(Records)
=====

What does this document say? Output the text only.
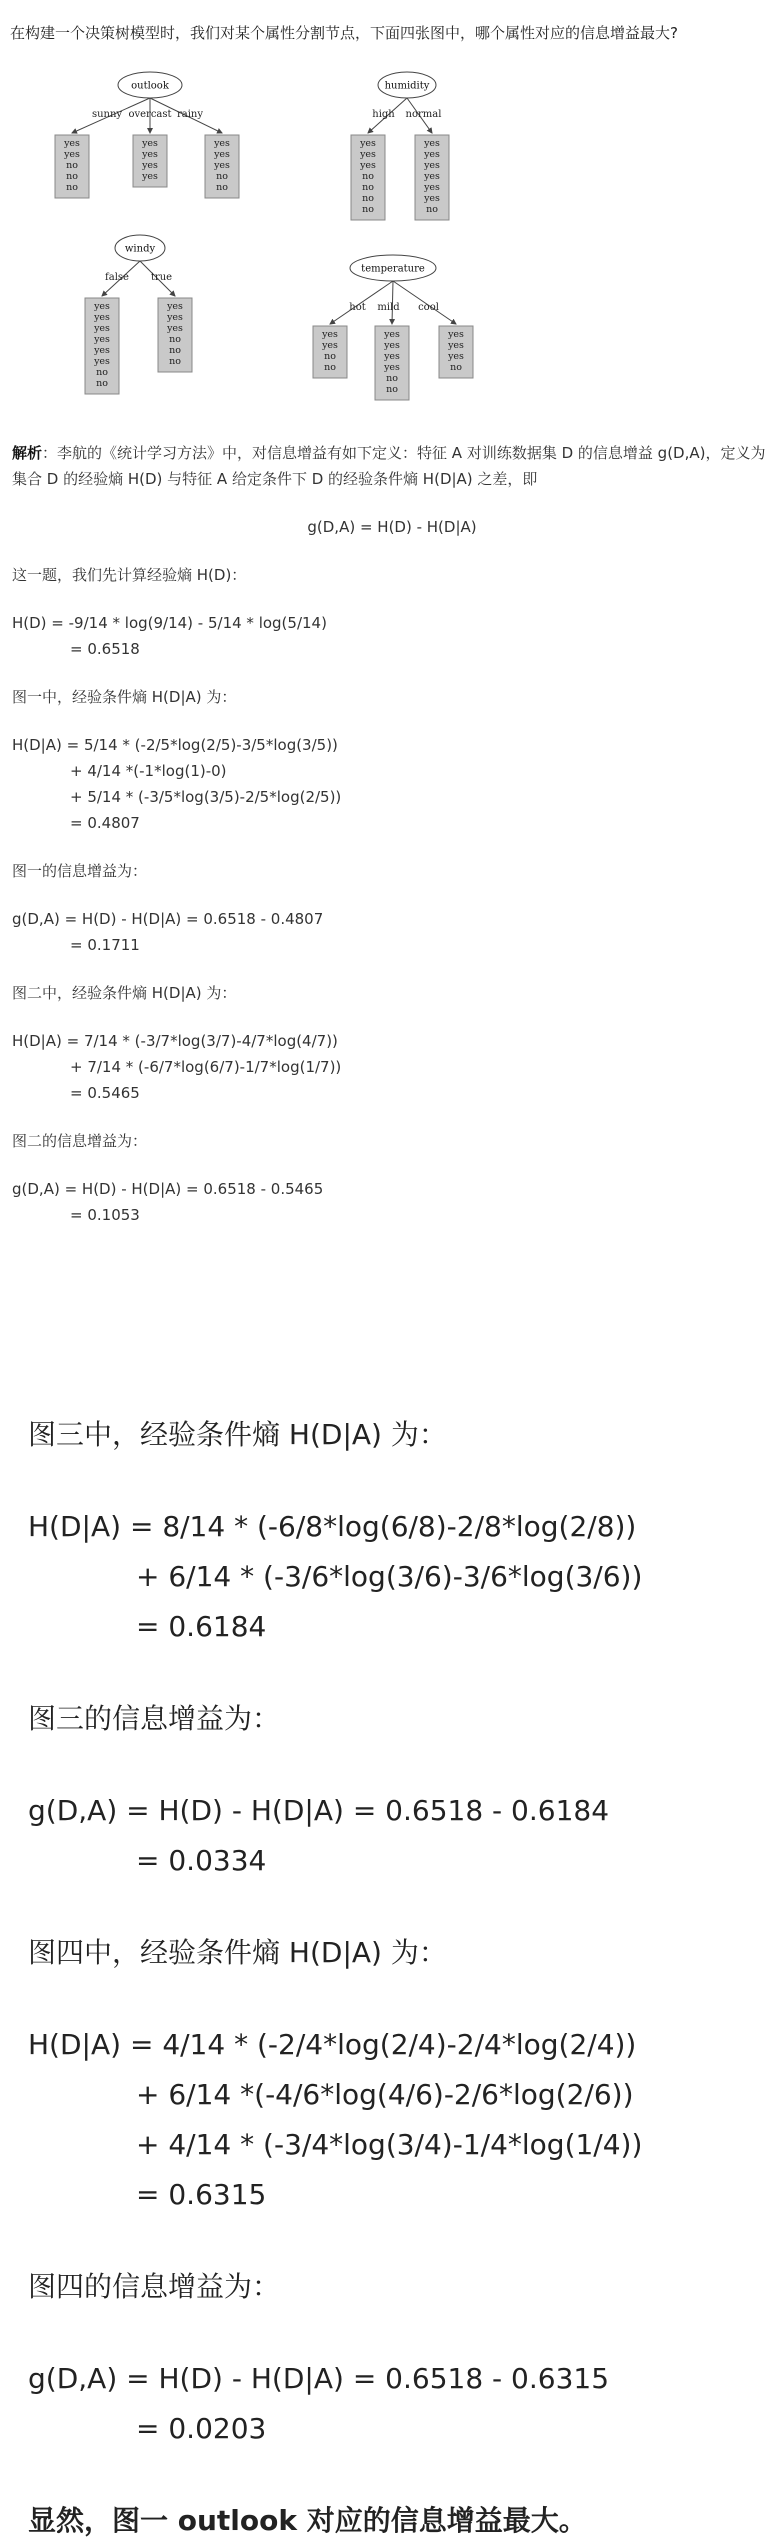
在构建一个决策树模型时，我们对某个属性分割节点，下面四张图中，哪个属性对应的信息增益最大?
sunny
yes
yes
no
no
no
overcast
yes
yes
yes
yes
rainy
yes
yes
yes
no
no
outlook
high
yes
yes
yes
no
no
no
no
normal
yes
yes
yes
yes
yes
yes
no
humidity
false
yes
yes
yes
yes
yes
yes
no
no
true
yes
yes
yes
no
no
no
windy
hot
yes
yes
no
no
mild
yes
yes
yes
yes
no
no
cool
yes
yes
yes
no
temperature

解析：李航的《统计学习方法》中，对信息增益有如下定义：特征 A 对训练数据集 D 的信息增益 g(D,A)，定义为集合 D 的经验熵 H(D) 与特征 A 给定条件下 D 的经验条件熵 H(D|A) 之差，即

g(D,A) = H(D) - H(D|A)

这一题，我们先计算经验熵 H(D)：

H(D) = -9/14 * log(9/14) - 5/14 * log(5/14)

= 0.6518

图一中，经验条件熵 H(D|A) 为：

H(D|A) = 5/14 * (-2/5*log(2/5)-3/5*log(3/5))

+ 4/14 *(-1*log(1)-0)

+ 5/14 * (-3/5*log(3/5)-2/5*log(2/5))

= 0.4807

图一的信息增益为：

g(D,A) = H(D) - H(D|A) = 0.6518 - 0.4807

= 0.1711

图二中，经验条件熵 H(D|A) 为：

H(D|A) = 7/14 * (-3/7*log(3/7)-4/7*log(4/7))

+ 7/14 * (-6/7*log(6/7)-1/7*log(1/7))

= 0.5465

图二的信息增益为：

g(D,A) = H(D) - H(D|A) = 0.6518 - 0.5465

= 0.1053

图三中，经验条件熵 H(D|A) 为：

H(D|A) = 8/14 * (-6/8*log(6/8)-2/8*log(2/8))

+ 6/14 * (-3/6*log(3/6)-3/6*log(3/6))

= 0.6184

图三的信息增益为：

g(D,A) = H(D) - H(D|A) = 0.6518 - 0.6184

= 0.0334

图四中，经验条件熵 H(D|A) 为：

H(D|A) = 4/14 * (-2/4*log(2/4)-2/4*log(2/4))

+ 6/14 *(-4/6*log(4/6)-2/6*log(2/6))

+ 4/14 * (-3/4*log(3/4)-1/4*log(1/4))

= 0.6315

图四的信息增益为：

g(D,A) = H(D) - H(D|A) = 0.6518 - 0.6315

= 0.0203

显然，图一 outlook 对应的信息增益最大。
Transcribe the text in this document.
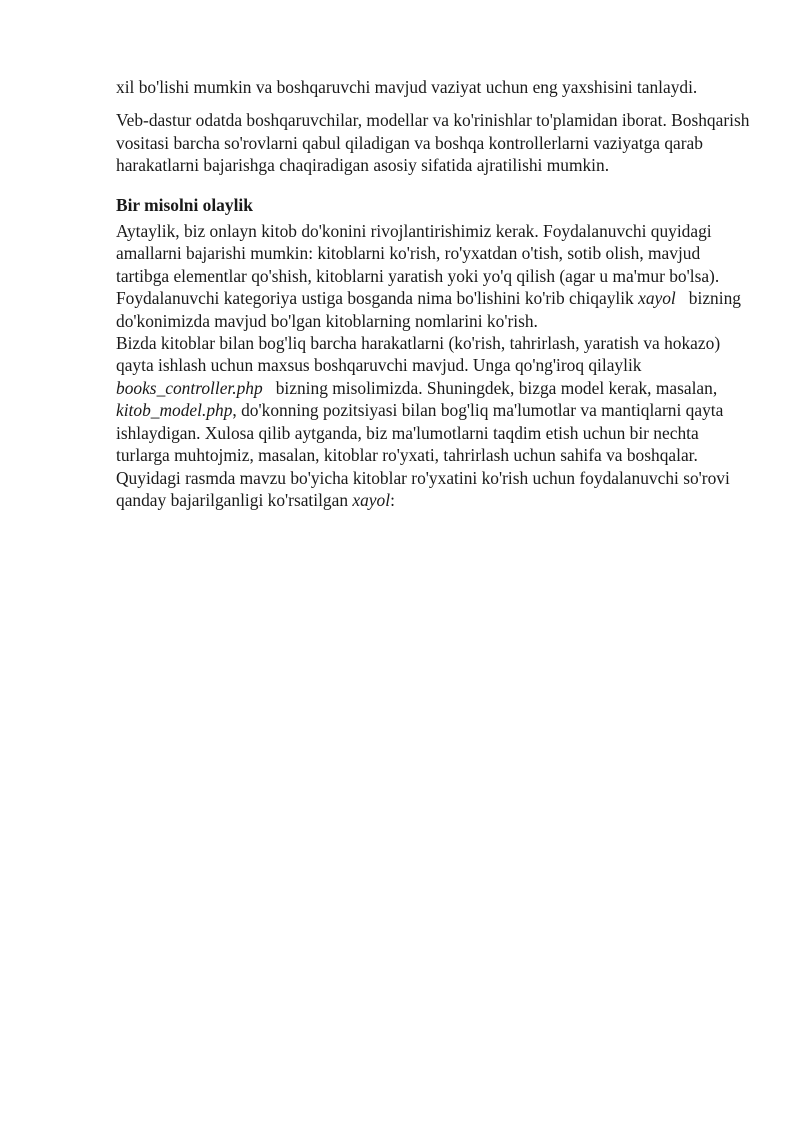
xil bo'lishi mumkin va boshqaruvchi mavjud vaziyat uchun eng yaxshisini tanlaydi.

Veb-dastur odatda boshqaruvchilar, modellar va ko'rinishlar to'plamidan iborat. Boshqarish vositasi barcha so'rovlarni qabul qiladigan va boshqa kontrollerlarni vaziyatga qarab harakatlarni bajarishga chaqiradigan asosiy sifatida ajratilishi mumkin.

Bir misolni olaylik

Aytaylik, biz onlayn kitob do'konini rivojlantirishimiz kerak. Foydalanuvchi quyidagi amallarni bajarishi mumkin: kitoblarni ko'rish, ro'yxatdan o'tish, sotib olish, mavjud tartibga elementlar qo'shish, kitoblarni yaratish yoki yo'q qilish (agar u ma'mur bo'lsa). Foydalanuvchi kategoriya ustiga bosganda nima bo'lishini ko'rib chiqaylik xayol   bizning do'konimizda mavjud bo'lgan kitoblarning nomlarini ko'rish.

Bizda kitoblar bilan bog'liq barcha harakatlarni (ko'rish, tahrirlash, yaratish va hokazo) qayta ishlash uchun maxsus boshqaruvchi mavjud. Unga qo'ng'iroq qilaylik books_controller.php   bizning misolimizda. Shuningdek, bizga model kerak, masalan, kitob_model.php, do'konning pozitsiyasi bilan bog'liq ma'lumotlar va mantiqlarni qayta ishlaydigan. Xulosa qilib aytganda, biz ma'lumotlarni taqdim etish uchun bir nechta turlarga muhtojmiz, masalan, kitoblar ro'yxati, tahrirlash uchun sahifa va boshqalar.

Quyidagi rasmda mavzu bo'yicha kitoblar ro'yxatini ko'rish uchun foydalanuvchi so'rovi qanday bajarilganligi ko'rsatilgan xayol:
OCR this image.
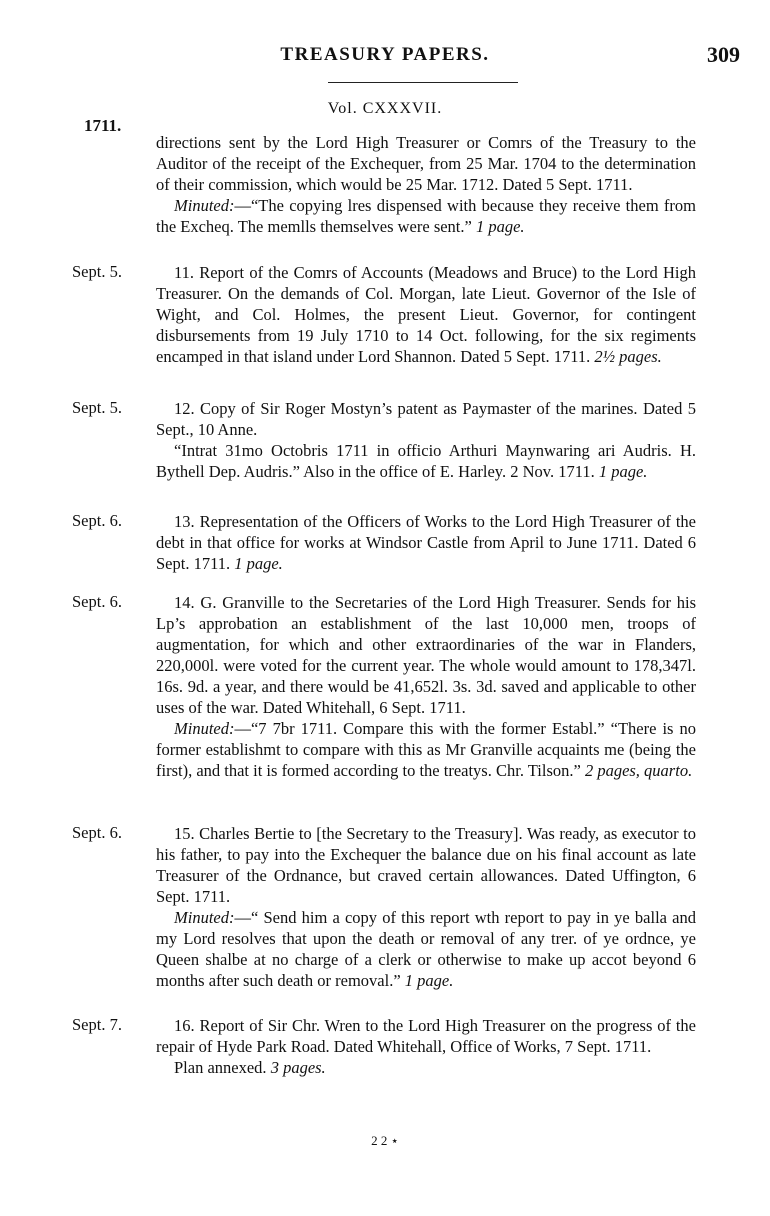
TREASURY PAPERS.	309
Vol. CXXXVII.
1711.

directions sent by the Lord High Treasurer or Comrs of the Treasury to the Auditor of the receipt of the Exchequer, from 25 Mar. 1704 to the determination of their commission, which would be 25 Mar. 1712. Dated 5 Sept. 1711.

Minuted:—“The copying lres dispensed with because they receive them from the Excheq. The memlls themselves were sent.” 1 page.

Sept. 5.	11. Report of the Comrs of Accounts (Meadows and Bruce) to the Lord High Treasurer. On the demands of Col. Morgan, late Lieut. Governor of the Isle of Wight, and Col. Holmes, the present Lieut. Governor, for contingent disbursements from 19 July 1710 to 14 Oct. following, for the six regiments encamped in that island under Lord Shannon. Dated 5 Sept. 1711. 2½ pages.

Sept. 5.	12. Copy of Sir Roger Mostyn’s patent as Paymaster of the marines. Dated 5 Sept., 10 Anne.

“Intrat 31mo Octobris 1711 in officio Arthuri Maynwaring ari Audris. H. Bythell Dep. Audris.” Also in the office of E. Harley. 2 Nov. 1711. 1 page.

Sept. 6.	13. Representation of the Officers of Works to the Lord High Treasurer of the debt in that office for works at Windsor Castle from April to June 1711. Dated 6 Sept. 1711. 1 page.

Sept. 6.	14. G. Granville to the Secretaries of the Lord High Treasurer. Sends for his Lp’s approbation an establishment of the last 10,000 men, troops of augmentation, for which and other extraordinaries of the war in Flanders, 220,000l. were voted for the current year. The whole would amount to 178,347l. 16s. 9d. a year, and there would be 41,652l. 3s. 3d. saved and applicable to other uses of the war. Dated Whitehall, 6 Sept. 1711.

Minuted:—“7 7br 1711. Compare this with the former Establ.” “There is no former establishmt to compare with this as Mr Granville acquaints me (being the first), and that it is formed according to the treatys. Chr. Tilson.” 2 pages, quarto.

Sept. 6.	15. Charles Bertie to [the Secretary to the Treasury]. Was ready, as executor to his father, to pay into the Exchequer the balance due on his final account as late Treasurer of the Ordnance, but craved certain allowances. Dated Uffington, 6 Sept. 1711.

Minuted:—“ Send him a copy of this report wth report to pay in ye balla and my Lord resolves that upon the death or removal of any trer. of ye ordnce, ye Queen shalbe at no charge of a clerk or otherwise to make up accot beyond 6 months after such death or removal.” 1 page.

Sept. 7.	16. Report of Sir Chr. Wren to the Lord High Treasurer on the progress of the repair of Hyde Park Road. Dated Whitehall, Office of Works, 7 Sept. 1711.

Plan annexed. 3 pages.

2 2 ⋆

=====

What is needed is an exact reproduction of the data, pictures excluded.

What does this document say? Output the text only.
在构建一个决策树模型时，我们对某个属性分割节点，下面四张图中，哪个属性对应的信息增益最大?
sunny
yes
yes
no
no
no
overcast
yes
yes
yes
yes
rainy
yes
yes
yes
no
no
outlook
high
yes
yes
yes
no
no
no
no
normal
yes
yes
yes
yes
yes
yes
no
humidity
false
yes
yes
yes
yes
yes
yes
no
no
true
yes
yes
yes
no
no
no
windy
hot
yes
yes
no
no
mild
yes
yes
yes
yes
no
no
cool
yes
yes
yes
no
temperature

解析：李航的《统计学习方法》中，对信息增益有如下定义：特征 A 对训练数据集 D 的信息增益 g(D,A)，定义为集合 D 的经验熵 H(D) 与特征 A 给定条件下 D 的经验条件熵 H(D|A) 之差，即

g(D,A) = H(D) - H(D|A)

这一题，我们先计算经验熵 H(D)：

H(D) = -9/14 * log(9/14) - 5/14 * log(5/14)

= 0.6518

图一中，经验条件熵 H(D|A) 为：

H(D|A) = 5/14 * (-2/5*log(2/5)-3/5*log(3/5))

+ 4/14 *(-1*log(1)-0)

+ 5/14 * (-3/5*log(3/5)-2/5*log(2/5))

= 0.4807

图一的信息增益为：

g(D,A) = H(D) - H(D|A) = 0.6518 - 0.4807

= 0.1711

图二中，经验条件熵 H(D|A) 为：

H(D|A) = 7/14 * (-3/7*log(3/7)-4/7*log(4/7))

+ 7/14 * (-6/7*log(6/7)-1/7*log(1/7))

= 0.5465

图二的信息增益为：

g(D,A) = H(D) - H(D|A) = 0.6518 - 0.5465

= 0.1053

图三中，经验条件熵 H(D|A) 为：

H(D|A) = 8/14 * (-6/8*log(6/8)-2/8*log(2/8))

+ 6/14 * (-3/6*log(3/6)-3/6*log(3/6))

= 0.6184

图三的信息增益为：

g(D,A) = H(D) - H(D|A) = 0.6518 - 0.6184

= 0.0334

图四中，经验条件熵 H(D|A) 为：

H(D|A) = 4/14 * (-2/4*log(2/4)-2/4*log(2/4))

+ 6/14 *(-4/6*log(4/6)-2/6*log(2/6))

+ 4/14 * (-3/4*log(3/4)-1/4*log(1/4))

= 0.6315

图四的信息增益为：

g(D,A) = H(D) - H(D|A) = 0.6518 - 0.6315

= 0.0203

显然，图一 outlook 对应的信息增益最大。
Transcribe the text in this document.
xil bo'lishi mumkin va boshqaruvchi mavjud vaziyat uchun eng yaxshisini tanlaydi.

Veb-dastur odatda boshqaruvchilar, modellar va ko'rinishlar to'plamidan iborat. Boshqarish vositasi barcha so'rovlarni qabul qiladigan va boshqa kontrollerlarni vaziyatga qarab harakatlarni bajarishga chaqiradigan asosiy sifatida ajratilishi mumkin.

Bir misolni olaylik

Aytaylik, biz onlayn kitob do'konini rivojlantirishimiz kerak. Foydalanuvchi quyidagi amallarni bajarishi mumkin: kitoblarni ko'rish, ro'yxatdan o'tish, sotib olish, mavjud tartibga elementlar qo'shish, kitoblarni yaratish yoki yo'q qilish (agar u ma'mur bo'lsa). Foydalanuvchi kategoriya ustiga bosganda nima bo'lishini ko'rib chiqaylik xayol   bizning do'konimizda mavjud bo'lgan kitoblarning nomlarini ko'rish.

Bizda kitoblar bilan bog'liq barcha harakatlarni (ko'rish, tahrirlash, yaratish va hokazo) qayta ishlash uchun maxsus boshqaruvchi mavjud. Unga qo'ng'iroq qilaylik books_controller.php   bizning misolimizda. Shuningdek, bizga model kerak, masalan, kitob_model.php, do'konning pozitsiyasi bilan bog'liq ma'lumotlar va mantiqlarni qayta ishlaydigan. Xulosa qilib aytganda, biz ma'lumotlarni taqdim etish uchun bir nechta turlarga muhtojmiz, masalan, kitoblar ro'yxati, tahrirlash uchun sahifa va boshqalar.

Quyidagi rasmda mavzu bo'yicha kitoblar ro'yxatini ko'rish uchun foydalanuvchi so'rovi qanday bajarilganligi ko'rsatilgan xayol:
OCR this image.
TREASURY PAPERS.	309
Vol. CXXXVII.
1711.

directions sent by the Lord High Treasurer or Comrs of the Treasury to the Auditor of the receipt of the Exchequer, from 25 Mar. 1704 to the determination of their commission, which would be 25 Mar. 1712. Dated 5 Sept. 1711.

Minuted:—“The copying lres dispensed with because they receive them from the Excheq. The memlls themselves were sent.” 1 page.

Sept. 5.	11. Report of the Comrs of Accounts (Meadows and Bruce) to the Lord High Treasurer. On the demands of Col. Morgan, late Lieut. Governor of the Isle of Wight, and Col. Holmes, the present Lieut. Governor, for contingent disbursements from 19 July 1710 to 14 Oct. following, for the six regiments encamped in that island under Lord Shannon. Dated 5 Sept. 1711. 2½ pages.

Sept. 5.	12. Copy of Sir Roger Mostyn’s patent as Paymaster of the marines. Dated 5 Sept., 10 Anne.

“Intrat 31mo Octobris 1711 in officio Arthuri Maynwaring ari Audris. H. Bythell Dep. Audris.” Also in the office of E. Harley. 2 Nov. 1711. 1 page.

Sept. 6.	13. Representation of the Officers of Works to the Lord High Treasurer of the debt in that office for works at Windsor Castle from April to June 1711. Dated 6 Sept. 1711. 1 page.

Sept. 6.	14. G. Granville to the Secretaries of the Lord High Treasurer. Sends for his Lp’s approbation an establishment of the last 10,000 men, troops of augmentation, for which and other extraordinaries of the war in Flanders, 220,000l. were voted for the current year. The whole would amount to 178,347l. 16s. 9d. a year, and there would be 41,652l. 3s. 3d. saved and applicable to other uses of the war. Dated Whitehall, 6 Sept. 1711.

Minuted:—“7 7br 1711. Compare this with the former Establ.” “There is no former establishmt to compare with this as Mr Granville acquaints me (being the first), and that it is formed according to the treatys. Chr. Tilson.” 2 pages, quarto.

Sept. 6.	15. Charles Bertie to [the Secretary to the Treasury]. Was ready, as executor to his father, to pay into the Exchequer the balance due on his final account as late Treasurer of the Ordnance, but craved certain allowances. Dated Uffington, 6 Sept. 1711.

Minuted:—“ Send him a copy of this report wth report to pay in ye balla and my Lord resolves that upon the death or removal of any trer. of ye ordnce, ye Queen shalbe at no charge of a clerk or otherwise to make up accot beyond 6 months after such death or removal.” 1 page.

Sept. 7.	16. Report of Sir Chr. Wren to the Lord High Treasurer on the progress of the repair of Hyde Park Road. Dated Whitehall, Office of Works, 7 Sept. 1711.

Plan annexed. 3 pages.

2 2 ⋆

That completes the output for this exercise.